→ **What to produce**
From the data that follows, report how many lines hold the string "services", giving only the number.

→ **Entries**
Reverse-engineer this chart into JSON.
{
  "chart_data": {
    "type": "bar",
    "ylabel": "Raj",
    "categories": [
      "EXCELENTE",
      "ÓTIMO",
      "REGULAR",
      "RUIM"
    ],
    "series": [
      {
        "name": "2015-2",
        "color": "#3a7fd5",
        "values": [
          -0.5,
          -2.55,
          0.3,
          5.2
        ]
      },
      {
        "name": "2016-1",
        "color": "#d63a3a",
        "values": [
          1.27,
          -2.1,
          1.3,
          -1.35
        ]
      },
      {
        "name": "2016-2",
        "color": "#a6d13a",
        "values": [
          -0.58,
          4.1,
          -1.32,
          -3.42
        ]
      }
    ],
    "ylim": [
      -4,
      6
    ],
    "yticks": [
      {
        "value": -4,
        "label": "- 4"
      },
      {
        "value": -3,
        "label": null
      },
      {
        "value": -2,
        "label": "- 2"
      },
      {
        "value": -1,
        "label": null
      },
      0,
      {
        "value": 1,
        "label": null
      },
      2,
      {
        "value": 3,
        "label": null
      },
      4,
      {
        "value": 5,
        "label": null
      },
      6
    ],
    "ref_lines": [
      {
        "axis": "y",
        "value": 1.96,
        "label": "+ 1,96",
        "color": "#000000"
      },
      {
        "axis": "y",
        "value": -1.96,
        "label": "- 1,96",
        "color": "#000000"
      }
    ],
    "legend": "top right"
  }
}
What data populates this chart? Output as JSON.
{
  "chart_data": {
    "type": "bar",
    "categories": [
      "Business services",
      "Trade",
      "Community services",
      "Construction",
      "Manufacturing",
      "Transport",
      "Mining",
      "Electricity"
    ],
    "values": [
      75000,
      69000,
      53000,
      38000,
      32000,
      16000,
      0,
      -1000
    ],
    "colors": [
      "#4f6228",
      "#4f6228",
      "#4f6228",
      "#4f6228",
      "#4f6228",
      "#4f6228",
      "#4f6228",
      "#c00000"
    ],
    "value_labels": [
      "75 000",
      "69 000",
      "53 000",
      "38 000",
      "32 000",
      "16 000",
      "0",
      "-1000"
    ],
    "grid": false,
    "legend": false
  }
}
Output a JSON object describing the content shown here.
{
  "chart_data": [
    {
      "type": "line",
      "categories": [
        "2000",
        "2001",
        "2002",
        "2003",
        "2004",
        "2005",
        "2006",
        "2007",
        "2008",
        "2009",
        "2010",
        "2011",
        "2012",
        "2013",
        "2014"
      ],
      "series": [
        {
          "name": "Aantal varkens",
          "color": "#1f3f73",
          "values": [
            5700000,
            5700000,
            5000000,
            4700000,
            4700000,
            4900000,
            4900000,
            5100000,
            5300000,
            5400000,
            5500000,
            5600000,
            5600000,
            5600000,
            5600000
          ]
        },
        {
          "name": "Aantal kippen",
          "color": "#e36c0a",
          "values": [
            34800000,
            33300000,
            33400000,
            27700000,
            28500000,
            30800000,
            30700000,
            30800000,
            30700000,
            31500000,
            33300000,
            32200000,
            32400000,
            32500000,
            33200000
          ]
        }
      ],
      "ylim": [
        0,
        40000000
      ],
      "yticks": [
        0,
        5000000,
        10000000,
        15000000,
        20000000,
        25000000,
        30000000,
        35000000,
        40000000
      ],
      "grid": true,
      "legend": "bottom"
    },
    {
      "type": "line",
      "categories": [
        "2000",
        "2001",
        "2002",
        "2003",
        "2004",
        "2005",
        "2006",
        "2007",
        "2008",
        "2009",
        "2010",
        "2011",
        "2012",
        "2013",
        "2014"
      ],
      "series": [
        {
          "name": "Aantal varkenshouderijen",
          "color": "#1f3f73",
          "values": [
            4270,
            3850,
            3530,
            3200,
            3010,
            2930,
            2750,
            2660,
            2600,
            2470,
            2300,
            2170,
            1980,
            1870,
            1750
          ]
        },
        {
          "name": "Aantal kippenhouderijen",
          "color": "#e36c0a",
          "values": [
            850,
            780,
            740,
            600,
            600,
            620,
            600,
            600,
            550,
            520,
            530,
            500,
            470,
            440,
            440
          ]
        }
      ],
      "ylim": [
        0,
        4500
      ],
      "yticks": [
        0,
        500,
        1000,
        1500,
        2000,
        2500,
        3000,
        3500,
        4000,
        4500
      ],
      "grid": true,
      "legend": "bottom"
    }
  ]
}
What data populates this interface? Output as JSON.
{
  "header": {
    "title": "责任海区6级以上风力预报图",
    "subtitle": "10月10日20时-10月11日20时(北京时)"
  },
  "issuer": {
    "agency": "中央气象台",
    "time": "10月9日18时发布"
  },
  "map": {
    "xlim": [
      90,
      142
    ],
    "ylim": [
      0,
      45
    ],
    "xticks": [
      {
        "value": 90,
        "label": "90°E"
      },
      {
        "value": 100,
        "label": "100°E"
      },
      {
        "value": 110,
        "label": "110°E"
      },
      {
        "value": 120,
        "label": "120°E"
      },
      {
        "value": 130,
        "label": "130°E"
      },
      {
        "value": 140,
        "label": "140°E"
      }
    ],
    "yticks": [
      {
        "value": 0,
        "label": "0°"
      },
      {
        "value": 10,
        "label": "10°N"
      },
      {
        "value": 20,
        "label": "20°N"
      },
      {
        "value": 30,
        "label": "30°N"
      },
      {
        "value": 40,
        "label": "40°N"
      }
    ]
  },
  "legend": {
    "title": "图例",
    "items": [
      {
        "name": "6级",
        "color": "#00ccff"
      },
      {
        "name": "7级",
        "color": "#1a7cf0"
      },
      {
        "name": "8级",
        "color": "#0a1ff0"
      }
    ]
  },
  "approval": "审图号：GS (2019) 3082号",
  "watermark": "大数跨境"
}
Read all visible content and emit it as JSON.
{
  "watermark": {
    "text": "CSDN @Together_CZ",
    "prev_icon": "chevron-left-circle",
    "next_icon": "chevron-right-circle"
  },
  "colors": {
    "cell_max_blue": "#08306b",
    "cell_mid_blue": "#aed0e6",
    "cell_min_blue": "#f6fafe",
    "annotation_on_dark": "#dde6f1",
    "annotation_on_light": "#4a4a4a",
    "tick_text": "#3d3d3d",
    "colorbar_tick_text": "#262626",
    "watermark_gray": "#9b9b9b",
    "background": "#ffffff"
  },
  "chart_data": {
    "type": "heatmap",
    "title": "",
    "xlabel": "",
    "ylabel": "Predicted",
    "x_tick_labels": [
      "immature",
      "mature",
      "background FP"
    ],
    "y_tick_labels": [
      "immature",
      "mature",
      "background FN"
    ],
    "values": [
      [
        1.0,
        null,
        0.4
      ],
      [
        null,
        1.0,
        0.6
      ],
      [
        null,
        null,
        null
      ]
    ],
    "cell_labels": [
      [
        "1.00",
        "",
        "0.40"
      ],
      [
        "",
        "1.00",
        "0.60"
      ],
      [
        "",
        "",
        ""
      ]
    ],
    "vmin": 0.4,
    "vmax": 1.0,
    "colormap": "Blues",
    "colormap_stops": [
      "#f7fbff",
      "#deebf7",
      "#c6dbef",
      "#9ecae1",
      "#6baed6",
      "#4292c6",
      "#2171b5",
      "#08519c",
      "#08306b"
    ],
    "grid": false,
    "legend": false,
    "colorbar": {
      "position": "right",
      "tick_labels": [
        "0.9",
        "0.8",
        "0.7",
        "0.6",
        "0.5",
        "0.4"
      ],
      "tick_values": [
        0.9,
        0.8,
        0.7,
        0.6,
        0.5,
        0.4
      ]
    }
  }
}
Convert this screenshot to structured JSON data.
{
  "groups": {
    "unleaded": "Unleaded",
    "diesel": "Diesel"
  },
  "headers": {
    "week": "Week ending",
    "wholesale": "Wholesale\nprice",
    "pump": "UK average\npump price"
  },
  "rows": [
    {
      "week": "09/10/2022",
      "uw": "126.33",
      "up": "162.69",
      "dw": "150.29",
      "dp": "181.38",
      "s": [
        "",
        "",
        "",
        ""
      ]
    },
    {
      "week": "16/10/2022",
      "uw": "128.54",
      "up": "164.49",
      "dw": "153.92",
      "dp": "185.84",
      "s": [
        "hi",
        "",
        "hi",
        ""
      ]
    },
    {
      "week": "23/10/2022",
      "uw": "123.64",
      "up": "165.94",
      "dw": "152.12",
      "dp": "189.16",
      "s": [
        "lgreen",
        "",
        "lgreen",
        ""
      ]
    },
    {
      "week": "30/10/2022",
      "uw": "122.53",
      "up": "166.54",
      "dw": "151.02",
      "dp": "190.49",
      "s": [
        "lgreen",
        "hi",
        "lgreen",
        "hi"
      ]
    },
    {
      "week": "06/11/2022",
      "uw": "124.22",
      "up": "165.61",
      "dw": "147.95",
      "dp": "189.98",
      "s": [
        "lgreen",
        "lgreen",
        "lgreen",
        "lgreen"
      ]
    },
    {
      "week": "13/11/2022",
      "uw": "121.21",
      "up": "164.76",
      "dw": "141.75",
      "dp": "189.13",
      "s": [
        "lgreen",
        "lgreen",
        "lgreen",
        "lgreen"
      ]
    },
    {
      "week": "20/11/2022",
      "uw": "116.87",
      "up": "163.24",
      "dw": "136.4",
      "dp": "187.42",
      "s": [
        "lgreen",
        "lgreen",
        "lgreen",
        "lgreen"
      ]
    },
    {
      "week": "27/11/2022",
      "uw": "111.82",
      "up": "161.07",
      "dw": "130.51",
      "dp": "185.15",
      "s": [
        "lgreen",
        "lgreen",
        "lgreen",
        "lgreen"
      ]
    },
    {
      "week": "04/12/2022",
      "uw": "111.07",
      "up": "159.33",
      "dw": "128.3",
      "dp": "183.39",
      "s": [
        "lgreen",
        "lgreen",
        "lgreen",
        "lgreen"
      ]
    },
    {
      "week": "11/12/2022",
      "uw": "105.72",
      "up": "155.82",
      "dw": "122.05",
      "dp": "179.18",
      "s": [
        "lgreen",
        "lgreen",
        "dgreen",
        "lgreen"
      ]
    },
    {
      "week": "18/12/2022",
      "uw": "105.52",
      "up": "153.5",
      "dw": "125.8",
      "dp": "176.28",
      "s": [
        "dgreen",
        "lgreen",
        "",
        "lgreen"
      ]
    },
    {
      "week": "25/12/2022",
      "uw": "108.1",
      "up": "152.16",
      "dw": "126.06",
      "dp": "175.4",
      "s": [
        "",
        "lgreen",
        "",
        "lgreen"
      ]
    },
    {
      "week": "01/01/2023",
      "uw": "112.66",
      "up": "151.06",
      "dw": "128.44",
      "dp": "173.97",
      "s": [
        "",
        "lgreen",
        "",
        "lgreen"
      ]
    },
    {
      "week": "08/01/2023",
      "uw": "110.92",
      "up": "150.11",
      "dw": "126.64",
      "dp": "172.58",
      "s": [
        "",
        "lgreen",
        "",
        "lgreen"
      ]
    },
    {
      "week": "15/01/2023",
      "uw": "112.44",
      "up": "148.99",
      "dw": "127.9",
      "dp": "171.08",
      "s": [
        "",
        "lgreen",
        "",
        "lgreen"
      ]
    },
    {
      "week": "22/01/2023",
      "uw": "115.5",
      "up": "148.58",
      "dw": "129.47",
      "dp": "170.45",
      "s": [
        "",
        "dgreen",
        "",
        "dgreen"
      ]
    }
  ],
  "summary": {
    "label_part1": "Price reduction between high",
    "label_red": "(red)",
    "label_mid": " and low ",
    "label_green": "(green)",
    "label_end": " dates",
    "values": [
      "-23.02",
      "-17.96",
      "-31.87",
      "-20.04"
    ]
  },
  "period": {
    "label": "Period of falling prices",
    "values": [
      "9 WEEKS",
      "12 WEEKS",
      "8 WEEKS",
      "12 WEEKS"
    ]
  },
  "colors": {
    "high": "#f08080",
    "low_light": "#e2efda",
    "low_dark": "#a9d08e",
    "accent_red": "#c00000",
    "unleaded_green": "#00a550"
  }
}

→ **Task result**
2